### What the task asks
Omit the images, then print each record below exactly as it reads.

### Material provided

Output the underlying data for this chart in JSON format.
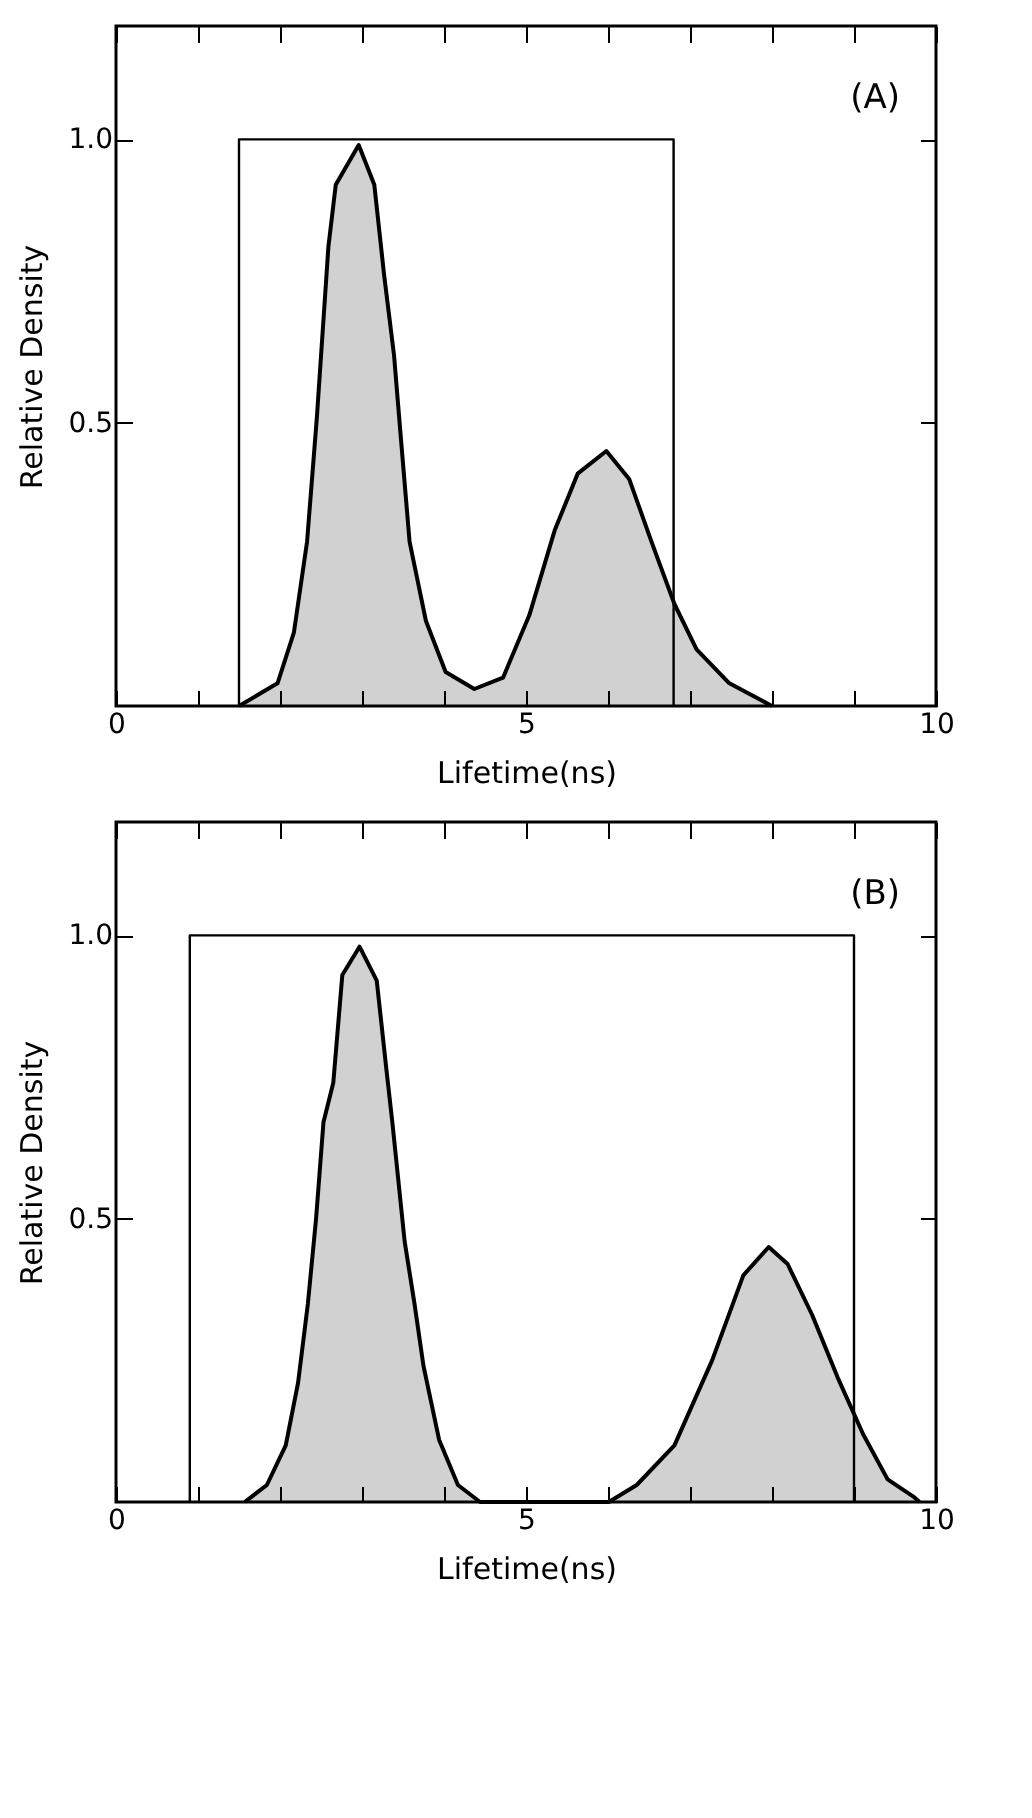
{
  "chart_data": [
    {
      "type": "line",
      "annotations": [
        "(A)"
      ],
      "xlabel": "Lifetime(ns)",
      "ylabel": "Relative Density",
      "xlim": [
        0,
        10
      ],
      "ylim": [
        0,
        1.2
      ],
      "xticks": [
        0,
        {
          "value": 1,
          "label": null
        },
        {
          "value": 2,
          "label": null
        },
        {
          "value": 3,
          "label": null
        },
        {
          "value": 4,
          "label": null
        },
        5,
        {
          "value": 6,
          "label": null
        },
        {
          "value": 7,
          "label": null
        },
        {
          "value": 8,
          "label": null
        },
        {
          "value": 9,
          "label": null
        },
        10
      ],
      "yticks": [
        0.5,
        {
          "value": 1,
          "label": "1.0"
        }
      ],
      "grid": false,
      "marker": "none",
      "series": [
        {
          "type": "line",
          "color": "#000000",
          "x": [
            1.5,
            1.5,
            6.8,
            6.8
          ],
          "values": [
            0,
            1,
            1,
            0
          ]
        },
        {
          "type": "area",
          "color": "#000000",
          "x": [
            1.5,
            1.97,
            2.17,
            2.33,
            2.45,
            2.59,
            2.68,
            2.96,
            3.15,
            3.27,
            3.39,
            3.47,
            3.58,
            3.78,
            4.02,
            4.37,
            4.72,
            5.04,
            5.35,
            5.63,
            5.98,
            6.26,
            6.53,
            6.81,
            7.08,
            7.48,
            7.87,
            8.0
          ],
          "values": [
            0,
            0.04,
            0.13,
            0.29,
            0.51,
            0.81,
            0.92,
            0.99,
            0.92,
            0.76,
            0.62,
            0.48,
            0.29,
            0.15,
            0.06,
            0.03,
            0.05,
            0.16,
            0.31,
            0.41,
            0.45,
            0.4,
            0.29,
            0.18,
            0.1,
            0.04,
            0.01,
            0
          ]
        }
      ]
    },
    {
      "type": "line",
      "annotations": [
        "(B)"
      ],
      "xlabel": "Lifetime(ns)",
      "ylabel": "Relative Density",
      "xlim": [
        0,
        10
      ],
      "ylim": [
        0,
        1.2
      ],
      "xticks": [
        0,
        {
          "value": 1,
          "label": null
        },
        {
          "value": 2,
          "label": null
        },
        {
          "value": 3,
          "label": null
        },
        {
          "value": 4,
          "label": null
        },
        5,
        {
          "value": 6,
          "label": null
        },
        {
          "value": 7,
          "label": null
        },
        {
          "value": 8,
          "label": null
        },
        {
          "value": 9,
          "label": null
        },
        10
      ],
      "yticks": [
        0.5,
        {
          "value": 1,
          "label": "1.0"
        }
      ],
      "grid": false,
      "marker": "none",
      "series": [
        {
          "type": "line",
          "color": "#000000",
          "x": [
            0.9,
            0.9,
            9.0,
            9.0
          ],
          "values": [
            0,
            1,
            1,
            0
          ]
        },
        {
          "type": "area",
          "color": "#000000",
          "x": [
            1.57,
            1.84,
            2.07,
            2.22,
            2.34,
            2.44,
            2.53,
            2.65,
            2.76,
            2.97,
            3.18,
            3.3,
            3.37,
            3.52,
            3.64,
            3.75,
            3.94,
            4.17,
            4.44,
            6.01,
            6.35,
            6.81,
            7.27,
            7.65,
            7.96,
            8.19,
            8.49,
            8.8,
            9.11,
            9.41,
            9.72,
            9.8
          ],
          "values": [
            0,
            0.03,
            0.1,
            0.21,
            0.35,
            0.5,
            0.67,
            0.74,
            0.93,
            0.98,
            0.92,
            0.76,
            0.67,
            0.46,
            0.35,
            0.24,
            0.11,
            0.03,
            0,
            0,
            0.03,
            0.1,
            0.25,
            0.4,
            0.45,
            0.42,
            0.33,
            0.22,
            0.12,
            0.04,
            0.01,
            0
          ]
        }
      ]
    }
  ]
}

### Expected output
Output the underlying data for this chart in JSON format.
{
  "chart_data": [
    {
      "type": "line",
      "annotations": [
        "(A)"
      ],
      "xlabel": "Lifetime(ns)",
      "ylabel": "Relative Density",
      "xlim": [
        0,
        10
      ],
      "ylim": [
        0,
        1.2
      ],
      "xticks": [
        0,
        {
          "value": 1,
          "label": null
        },
        {
          "value": 2,
          "label": null
        },
        {
          "value": 3,
          "label": null
        },
        {
          "value": 4,
          "label": null
        },
        5,
        {
          "value": 6,
          "label": null
        },
        {
          "value": 7,
          "label": null
        },
        {
          "value": 8,
          "label": null
        },
        {
          "value": 9,
          "label": null
        },
        10
      ],
      "yticks": [
        0.5,
        {
          "value": 1,
          "label": "1.0"
        }
      ],
      "grid": false,
      "marker": "none",
      "series": [
        {
          "type": "line",
          "color": "#000000",
          "x": [
            1.5,
            1.5,
            6.8,
            6.8
          ],
          "values": [
            0,
            1,
            1,
            0
          ]
        },
        {
          "type": "area",
          "color": "#000000",
          "x": [
            1.5,
            1.97,
            2.17,
            2.33,
            2.45,
            2.59,
            2.68,
            2.96,
            3.15,
            3.27,
            3.39,
            3.47,
            3.58,
            3.78,
            4.02,
            4.37,
            4.72,
            5.04,
            5.35,
            5.63,
            5.98,
            6.26,
            6.53,
            6.81,
            7.08,
            7.48,
            7.87,
            8.0
          ],
          "values": [
            0,
            0.04,
            0.13,
            0.29,
            0.51,
            0.81,
            0.92,
            0.99,
            0.92,
            0.76,
            0.62,
            0.48,
            0.29,
            0.15,
            0.06,
            0.03,
            0.05,
            0.16,
            0.31,
            0.41,
            0.45,
            0.4,
            0.29,
            0.18,
            0.1,
            0.04,
            0.01,
            0
          ]
        }
      ]
    },
    {
      "type": "line",
      "annotations": [
        "(B)"
      ],
      "xlabel": "Lifetime(ns)",
      "ylabel": "Relative Density",
      "xlim": [
        0,
        10
      ],
      "ylim": [
        0,
        1.2
      ],
      "xticks": [
        0,
        {
          "value": 1,
          "label": null
        },
        {
          "value": 2,
          "label": null
        },
        {
          "value": 3,
          "label": null
        },
        {
          "value": 4,
          "label": null
        },
        5,
        {
          "value": 6,
          "label": null
        },
        {
          "value": 7,
          "label": null
        },
        {
          "value": 8,
          "label": null
        },
        {
          "value": 9,
          "label": null
        },
        10
      ],
      "yticks": [
        0.5,
        {
          "value": 1,
          "label": "1.0"
        }
      ],
      "grid": false,
      "marker": "none",
      "series": [
        {
          "type": "line",
          "color": "#000000",
          "x": [
            0.9,
            0.9,
            9.0,
            9.0
          ],
          "values": [
            0,
            1,
            1,
            0
          ]
        },
        {
          "type": "area",
          "color": "#000000",
          "x": [
            1.57,
            1.84,
            2.07,
            2.22,
            2.34,
            2.44,
            2.53,
            2.65,
            2.76,
            2.97,
            3.18,
            3.3,
            3.37,
            3.52,
            3.64,
            3.75,
            3.94,
            4.17,
            4.44,
            6.01,
            6.35,
            6.81,
            7.27,
            7.65,
            7.96,
            8.19,
            8.49,
            8.8,
            9.11,
            9.41,
            9.72,
            9.8
          ],
          "values": [
            0,
            0.03,
            0.1,
            0.21,
            0.35,
            0.5,
            0.67,
            0.74,
            0.93,
            0.98,
            0.92,
            0.76,
            0.67,
            0.46,
            0.35,
            0.24,
            0.11,
            0.03,
            0,
            0,
            0.03,
            0.1,
            0.25,
            0.4,
            0.45,
            0.42,
            0.33,
            0.22,
            0.12,
            0.04,
            0.01,
            0
          ]
        }
      ]
    }
  ]
}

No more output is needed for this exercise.